---- RECORD LIST
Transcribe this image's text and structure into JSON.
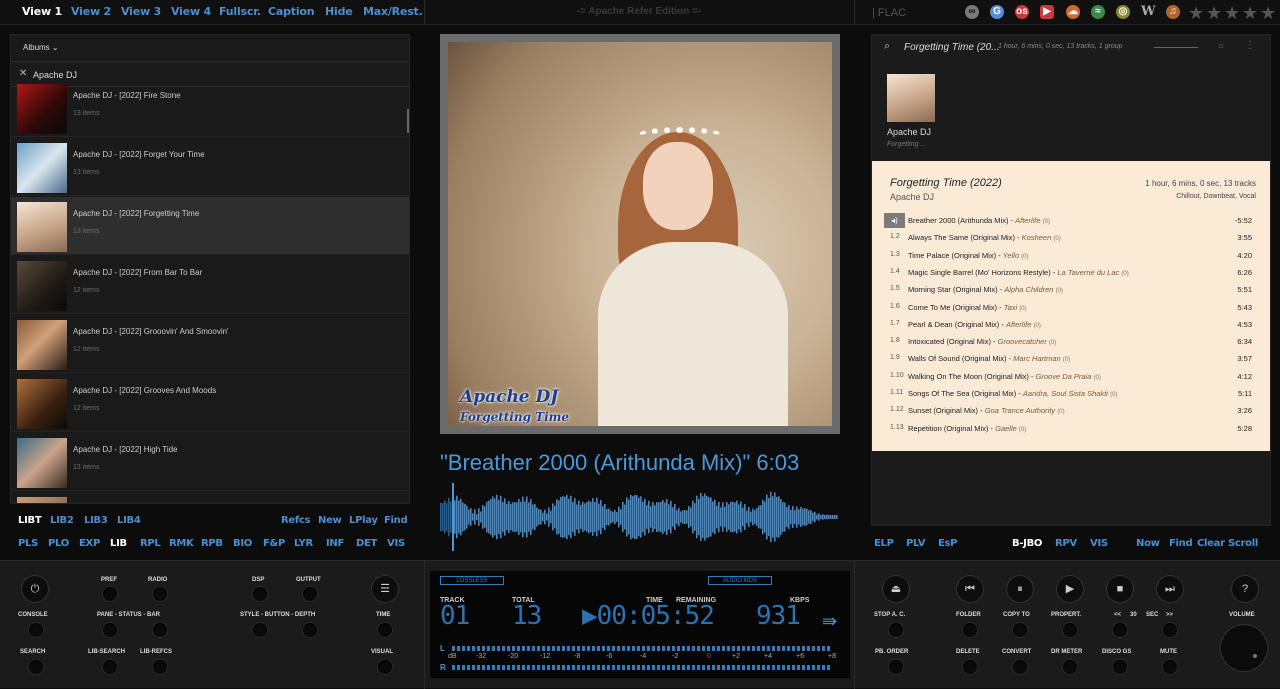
{
  "topbar": {
    "nav": [
      "View 1",
      "View 2",
      "View 3",
      "View 4",
      "Fullscr.",
      "Caption",
      "Hide",
      "Max/Rest."
    ],
    "edition": "-= Apache Refer Edition =-",
    "format": "| FLAC",
    "service_icons": [
      "lastfm-icon",
      "google-icon",
      "lastfm-red-icon",
      "youtube-icon",
      "soundcloud-icon",
      "spotify-icon",
      "discogs-icon",
      "wikipedia-icon",
      "musicbrainz-icon"
    ]
  },
  "library": {
    "dropdown": "Albums",
    "filter": "Apache DJ",
    "albums": [
      {
        "title": "Apache DJ - [2022] Fire Stone",
        "items": "13 items"
      },
      {
        "title": "Apache DJ - [2022] Forget Your Time",
        "items": "13 items"
      },
      {
        "title": "Apache DJ - [2022] Forgetting Time",
        "items": "13 items"
      },
      {
        "title": "Apache DJ - [2022] From Bar To Bar",
        "items": "12 items"
      },
      {
        "title": "Apache DJ - [2022] Grooovin' And Smoovin'",
        "items": "12 items"
      },
      {
        "title": "Apache DJ - [2022] Grooves And Moods",
        "items": "12 items"
      },
      {
        "title": "Apache DJ - [2022] High Tide",
        "items": "13 items"
      }
    ]
  },
  "art": {
    "line1": "Apache DJ",
    "line2": "Forgetting Time"
  },
  "now_playing": "\"Breather 2000 (Arithunda Mix)\" 6:03",
  "playlist": {
    "header_title": "Forgetting Time (20...",
    "header_meta": "1 hour, 6 mins, 0 sec,  13 tracks,  1 group",
    "thumb_artist": "Apache DJ",
    "thumb_album": "Forgetting ...",
    "album_title": "Forgetting Time (2022)",
    "album_artist": "Apache DJ",
    "album_meta1": "1 hour, 6 mins, 0 sec,   13 tracks",
    "album_meta2": "Chillout, Downbeat, Vocal",
    "tracks": [
      {
        "num": "",
        "title": "Breather 2000 (Arithunda Mix)",
        "artist": "Afterlife",
        "count": "(0)",
        "dur": "-5:52"
      },
      {
        "num": "1.2",
        "title": "Always The Same (Original Mix)",
        "artist": "Kosheen",
        "count": "(0)",
        "dur": "3:55"
      },
      {
        "num": "1.3",
        "title": "Time Palace (Original Mix)",
        "artist": "Yello",
        "count": "(0)",
        "dur": "4:20"
      },
      {
        "num": "1.4",
        "title": "Magic Single Barrel (Mo' Horizons Restyle)",
        "artist": "La Taverne du Lac",
        "count": "(0)",
        "dur": "6:26"
      },
      {
        "num": "1.5",
        "title": "Morning Star (Original Mix)",
        "artist": "Alpha Children",
        "count": "(0)",
        "dur": "5:51"
      },
      {
        "num": "1.6",
        "title": "Come To Me (Original Mix)",
        "artist": "Taxi",
        "count": "(0)",
        "dur": "5:43"
      },
      {
        "num": "1.7",
        "title": "Pearl & Dean (Original Mix)",
        "artist": "Afterlife",
        "count": "(0)",
        "dur": "4:53"
      },
      {
        "num": "1.8",
        "title": "Intoxicated (Original Mix)",
        "artist": "Groovecatcher",
        "count": "(0)",
        "dur": "6:34"
      },
      {
        "num": "1.9",
        "title": "Walls Of Sound (Original Mix)",
        "artist": "Marc Hartman",
        "count": "(0)",
        "dur": "3:57"
      },
      {
        "num": "1.10",
        "title": "Walking On The Moon (Original Mix)",
        "artist": "Groove Da Praia",
        "count": "(0)",
        "dur": "4:12"
      },
      {
        "num": "1.11",
        "title": "Songs Of The Sea (Original Mix)",
        "artist": "Aandra, Soul Sista Shakti",
        "count": "(0)",
        "dur": "5:11"
      },
      {
        "num": "1.12",
        "title": "Sunset (Original Mix)",
        "artist": "Goa Trance Authority",
        "count": "(0)",
        "dur": "3:26"
      },
      {
        "num": "1.13",
        "title": "Repetition (Original Mix)",
        "artist": "Gaelle",
        "count": "(0)",
        "dur": "5:28"
      }
    ]
  },
  "left_nav": {
    "row1_left": [
      "LIBT",
      "LIB2",
      "LIB3",
      "LIB4"
    ],
    "row1_right": [
      "Refcs",
      "New",
      "LPlay",
      "Find"
    ],
    "row2": [
      "PLS",
      "PLO",
      "EXP",
      "LIB",
      "RPL",
      "RMK",
      "RPB",
      "BIO",
      "F&P",
      "LYR",
      "INF",
      "DET",
      "VIS"
    ]
  },
  "right_nav": {
    "left": [
      "ELP",
      "PLV",
      "EsP"
    ],
    "middle": [
      "B-JBO",
      "RPV",
      "VIS"
    ],
    "right": [
      "Now",
      "Find",
      "Clear",
      "Scroll"
    ]
  },
  "controls_left": {
    "row1": [
      "PREF",
      "RADIO",
      "DSP",
      "OUTPUT"
    ],
    "row2": [
      "CONSOLE",
      "PANE - STATUS - BAR",
      "STYLE - BUTTON - DEPTH",
      "TIME"
    ],
    "row3": [
      "SEARCH",
      "LIB-SEARCH",
      "LIB-REFCS",
      "VISUAL"
    ]
  },
  "lcd": {
    "lossless": "LOSSLESS",
    "audio": "AUDIO MDS",
    "track_label": "TRACK",
    "total_label": "TOTAL",
    "time_label": "TIME",
    "remaining_label": "REMAINING",
    "kbps_label": "KBPS",
    "track": "01",
    "total": "13",
    "time": "▶00:05:52",
    "kbps": "931",
    "l": "L",
    "r": "R",
    "db": "dB",
    "scale": [
      "-32",
      "-20",
      "-12",
      "-8",
      "-6",
      "-4",
      "-2",
      "0",
      "+2",
      "+4",
      "+6",
      "+8"
    ]
  },
  "controls_right": {
    "row1": [
      "STOP A. C.",
      "FOLDER",
      "COPY TO",
      "PROPERT.",
      "<<",
      "30",
      "SEC",
      ">>",
      "VOLUME"
    ],
    "row2": [
      "PB. ORDER",
      "DELETE",
      "CONVERT",
      "DR METER",
      "DISCO GS",
      "MUTE"
    ]
  }
}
--------
-- GIVEN REQUEST --
Write the listing out a second time exactly, dropping all images.

-- FINAL RESULT --
Transcribe this image's text and structure into JSON.
{
  "topbar": {
    "nav": [
      "View 1",
      "View 2",
      "View 3",
      "View 4",
      "Fullscr.",
      "Caption",
      "Hide",
      "Max/Rest."
    ],
    "edition": "-= Apache Refer Edition =-",
    "format": "| FLAC",
    "service_icons": [
      "lastfm-icon",
      "google-icon",
      "lastfm-red-icon",
      "youtube-icon",
      "soundcloud-icon",
      "spotify-icon",
      "discogs-icon",
      "wikipedia-icon",
      "musicbrainz-icon"
    ]
  },
  "library": {
    "dropdown": "Albums",
    "filter": "Apache DJ",
    "albums": [
      {
        "title": "Apache DJ - [2022] Fire Stone",
        "items": "13 items"
      },
      {
        "title": "Apache DJ - [2022] Forget Your Time",
        "items": "13 items"
      },
      {
        "title": "Apache DJ - [2022] Forgetting Time",
        "items": "13 items"
      },
      {
        "title": "Apache DJ - [2022] From Bar To Bar",
        "items": "12 items"
      },
      {
        "title": "Apache DJ - [2022] Grooovin' And Smoovin'",
        "items": "12 items"
      },
      {
        "title": "Apache DJ - [2022] Grooves And Moods",
        "items": "12 items"
      },
      {
        "title": "Apache DJ - [2022] High Tide",
        "items": "13 items"
      }
    ]
  },
  "art": {
    "line1": "Apache DJ",
    "line2": "Forgetting Time"
  },
  "now_playing": "\"Breather 2000 (Arithunda Mix)\" 6:03",
  "playlist": {
    "header_title": "Forgetting Time (20...",
    "header_meta": "1 hour, 6 mins, 0 sec,  13 tracks,  1 group",
    "thumb_artist": "Apache DJ",
    "thumb_album": "Forgetting ...",
    "album_title": "Forgetting Time (2022)",
    "album_artist": "Apache DJ",
    "album_meta1": "1 hour, 6 mins, 0 sec,   13 tracks",
    "album_meta2": "Chillout, Downbeat, Vocal",
    "tracks": [
      {
        "num": "",
        "title": "Breather 2000 (Arithunda Mix)",
        "artist": "Afterlife",
        "count": "(0)",
        "dur": "-5:52"
      },
      {
        "num": "1.2",
        "title": "Always The Same (Original Mix)",
        "artist": "Kosheen",
        "count": "(0)",
        "dur": "3:55"
      },
      {
        "num": "1.3",
        "title": "Time Palace (Original Mix)",
        "artist": "Yello",
        "count": "(0)",
        "dur": "4:20"
      },
      {
        "num": "1.4",
        "title": "Magic Single Barrel (Mo' Horizons Restyle)",
        "artist": "La Taverne du Lac",
        "count": "(0)",
        "dur": "6:26"
      },
      {
        "num": "1.5",
        "title": "Morning Star (Original Mix)",
        "artist": "Alpha Children",
        "count": "(0)",
        "dur": "5:51"
      },
      {
        "num": "1.6",
        "title": "Come To Me (Original Mix)",
        "artist": "Taxi",
        "count": "(0)",
        "dur": "5:43"
      },
      {
        "num": "1.7",
        "title": "Pearl & Dean (Original Mix)",
        "artist": "Afterlife",
        "count": "(0)",
        "dur": "4:53"
      },
      {
        "num": "1.8",
        "title": "Intoxicated (Original Mix)",
        "artist": "Groovecatcher",
        "count": "(0)",
        "dur": "6:34"
      },
      {
        "num": "1.9",
        "title": "Walls Of Sound (Original Mix)",
        "artist": "Marc Hartman",
        "count": "(0)",
        "dur": "3:57"
      },
      {
        "num": "1.10",
        "title": "Walking On The Moon (Original Mix)",
        "artist": "Groove Da Praia",
        "count": "(0)",
        "dur": "4:12"
      },
      {
        "num": "1.11",
        "title": "Songs Of The Sea (Original Mix)",
        "artist": "Aandra, Soul Sista Shakti",
        "count": "(0)",
        "dur": "5:11"
      },
      {
        "num": "1.12",
        "title": "Sunset (Original Mix)",
        "artist": "Goa Trance Authority",
        "count": "(0)",
        "dur": "3:26"
      },
      {
        "num": "1.13",
        "title": "Repetition (Original Mix)",
        "artist": "Gaelle",
        "count": "(0)",
        "dur": "5:28"
      }
    ]
  },
  "left_nav": {
    "row1_left": [
      "LIBT",
      "LIB2",
      "LIB3",
      "LIB4"
    ],
    "row1_right": [
      "Refcs",
      "New",
      "LPlay",
      "Find"
    ],
    "row2": [
      "PLS",
      "PLO",
      "EXP",
      "LIB",
      "RPL",
      "RMK",
      "RPB",
      "BIO",
      "F&P",
      "LYR",
      "INF",
      "DET",
      "VIS"
    ]
  },
  "right_nav": {
    "left": [
      "ELP",
      "PLV",
      "EsP"
    ],
    "middle": [
      "B-JBO",
      "RPV",
      "VIS"
    ],
    "right": [
      "Now",
      "Find",
      "Clear",
      "Scroll"
    ]
  },
  "controls_left": {
    "row1": [
      "PREF",
      "RADIO",
      "DSP",
      "OUTPUT"
    ],
    "row2": [
      "CONSOLE",
      "PANE - STATUS - BAR",
      "STYLE - BUTTON - DEPTH",
      "TIME"
    ],
    "row3": [
      "SEARCH",
      "LIB-SEARCH",
      "LIB-REFCS",
      "VISUAL"
    ]
  },
  "lcd": {
    "lossless": "LOSSLESS",
    "audio": "AUDIO MDS",
    "track_label": "TRACK",
    "total_label": "TOTAL",
    "time_label": "TIME",
    "remaining_label": "REMAINING",
    "kbps_label": "KBPS",
    "track": "01",
    "total": "13",
    "time": "▶00:05:52",
    "kbps": "931",
    "l": "L",
    "r": "R",
    "db": "dB",
    "scale": [
      "-32",
      "-20",
      "-12",
      "-8",
      "-6",
      "-4",
      "-2",
      "0",
      "+2",
      "+4",
      "+6",
      "+8"
    ]
  },
  "controls_right": {
    "row1": [
      "STOP A. C.",
      "FOLDER",
      "COPY TO",
      "PROPERT.",
      "<<",
      "30",
      "SEC",
      ">>",
      "VOLUME"
    ],
    "row2": [
      "PB. ORDER",
      "DELETE",
      "CONVERT",
      "DR METER",
      "DISCO GS",
      "MUTE"
    ]
  }
}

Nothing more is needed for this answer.